**DO THIS**
Leaving out the pictures, retype all the material exactly.

**DATA SHOWN**
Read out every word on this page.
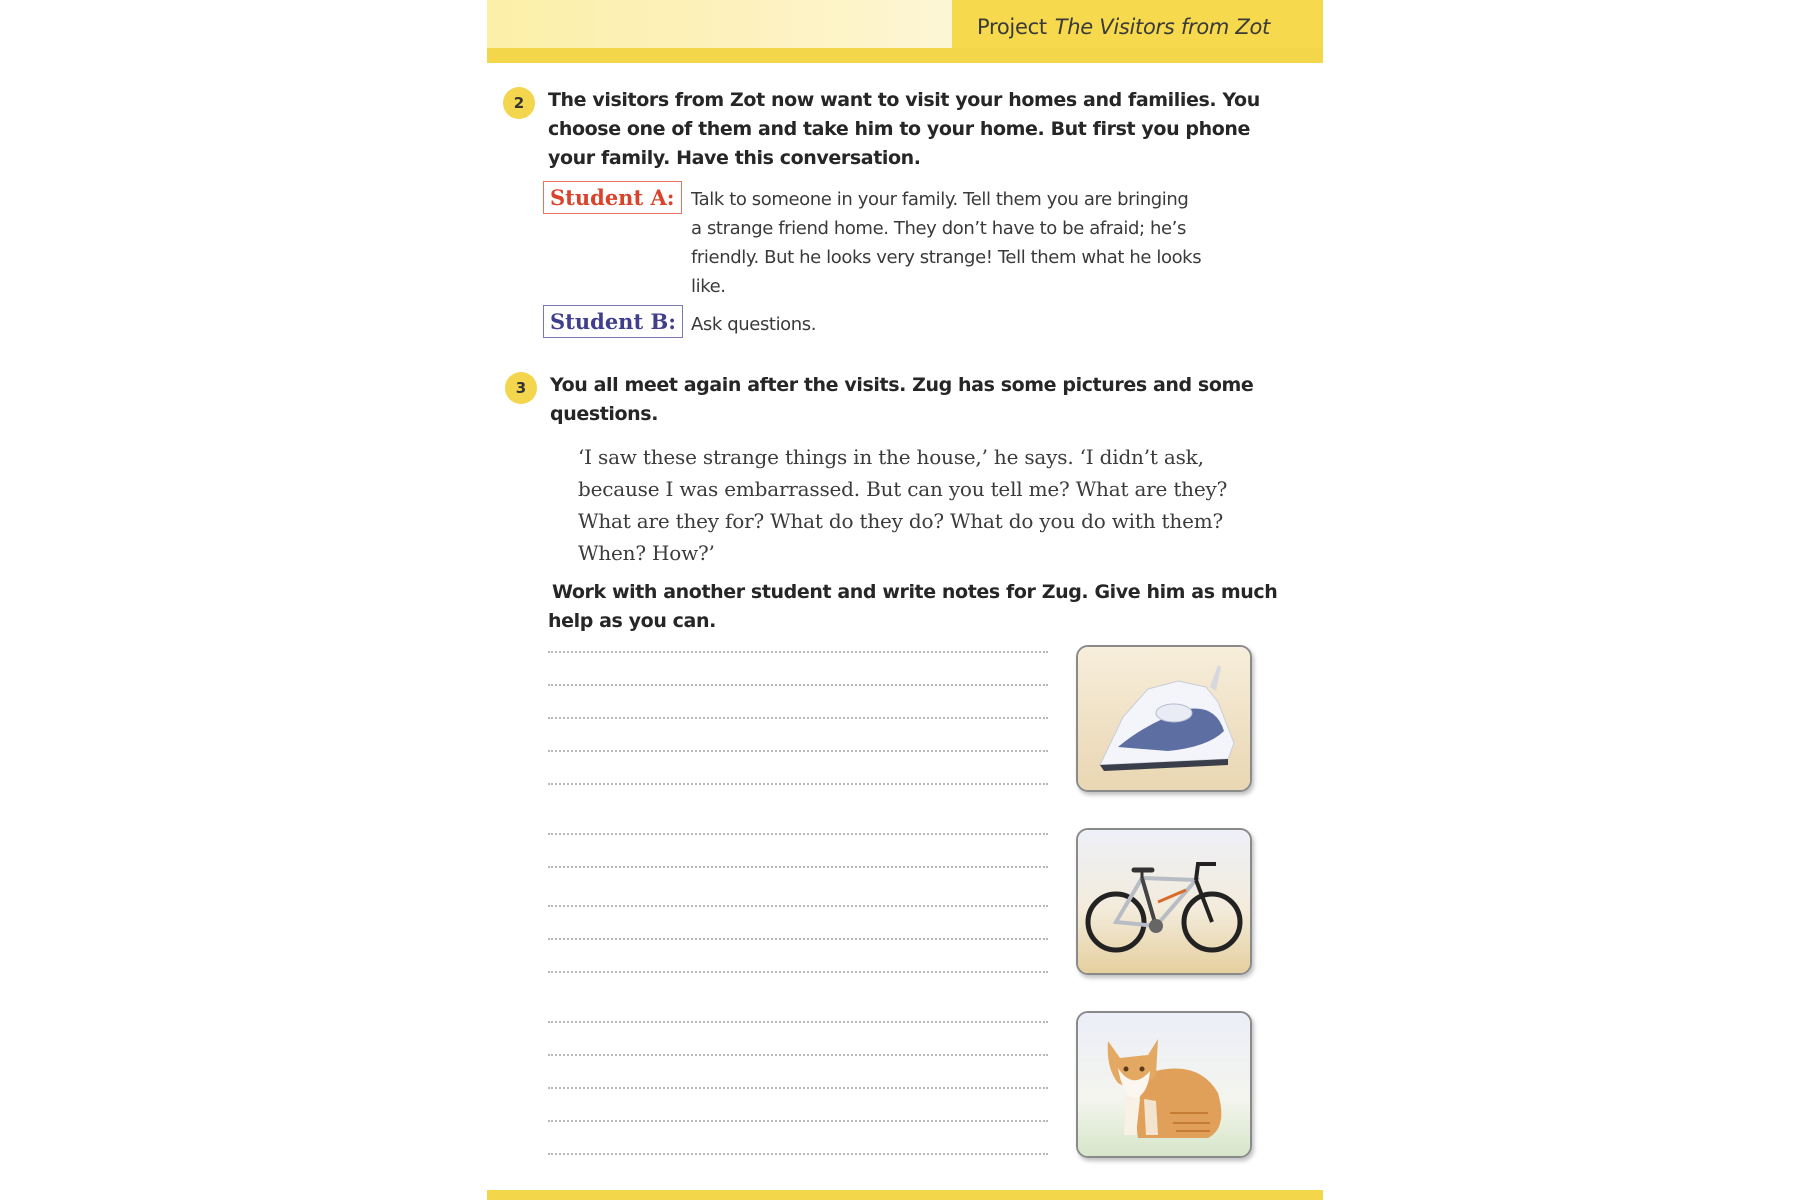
Project The Visitors from Zot
2	The visitors from Zot now want to visit your homes and families. You
choose one of them and take him to your home. But first you phone
your family. Have this conversation.
Student A: Talk to someone in your family. Tell them you are bringing
a strange friend home. They don’t have to be afraid; he’s
friendly. But he looks very strange! Tell them what he looks
like.
Student B: Ask questions.
3	You all meet again after the visits. Zug has some pictures and some
questions.
‘I saw these strange things in the house,’ he says. ‘I didn’t ask,
because I was embarrassed. But can you tell me? What are they?
What are they for? What do they do? What do you do with them?
When? How?’
Work with another student and write notes for Zug. Give him as much
help as you can.
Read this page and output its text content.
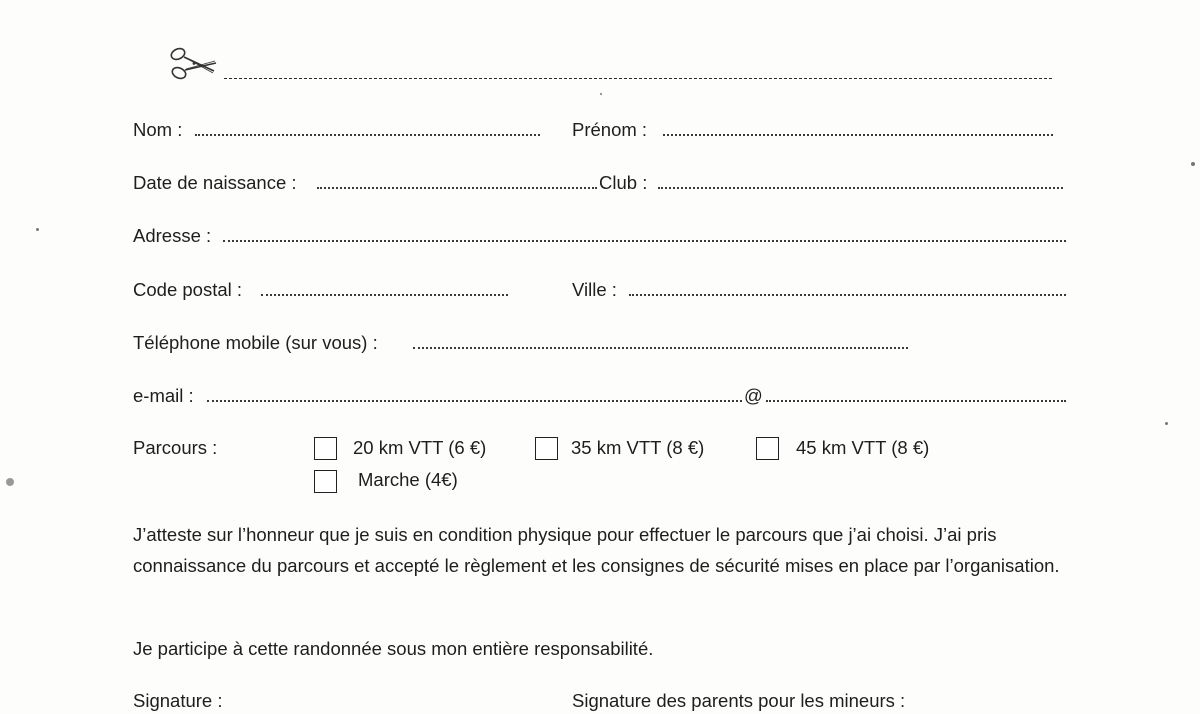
Nom :	Prénom :
Date de naissance :	Club :
Adresse :
Code postal :	Ville :
Téléphone mobile (sur vous) :
e-mail :	@
Parcours :	20 km VTT (6 €)	35 km VTT (8 €)	45 km VTT (8 €)
Marche (4€)
J’atteste sur l’honneur que je suis en condition physique pour effectuer le parcours que j’ai choisi. J’ai pris connaissance du parcours et accepté le règlement et les consignes de sécurité mises en place par l’organisation.
Je participe à cette randonnée sous mon entière responsabilité.
Signature :	Signature des parents pour les mineurs :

**REPLY**
Read out every word on this page.
Project The Visitors from Zot
2	The visitors from Zot now want to visit your homes and families. You
choose one of them and take him to your home. But first you phone
your family. Have this conversation.
Student A: Talk to someone in your family. Tell them you are bringing
a strange friend home. They don’t have to be afraid; he’s
friendly. But he looks very strange! Tell them what he looks
like.
Student B: Ask questions.
3	You all meet again after the visits. Zug has some pictures and some
questions.
‘I saw these strange things in the house,’ he says. ‘I didn’t ask,
because I was embarrassed. But can you tell me? What are they?
What are they for? What do they do? What do you do with them?
When? How?’
Work with another student and write notes for Zug. Give him as much
help as you can.
Read this page and output its text content.
Nom :	Prénom :
Date de naissance :	Club :
Adresse :
Code postal :	Ville :
Téléphone mobile (sur vous) :
e-mail :	@
Parcours :	20 km VTT (6 €)	35 km VTT (8 €)	45 km VTT (8 €)
Marche (4€)
J’atteste sur l’honneur que je suis en condition physique pour effectuer le parcours que j’ai choisi. J’ai pris connaissance du parcours et accepté le règlement et les consignes de sécurité mises en place par l’organisation.
Je participe à cette randonnée sous mon entière responsabilité.
Signature :	Signature des parents pour les mineurs :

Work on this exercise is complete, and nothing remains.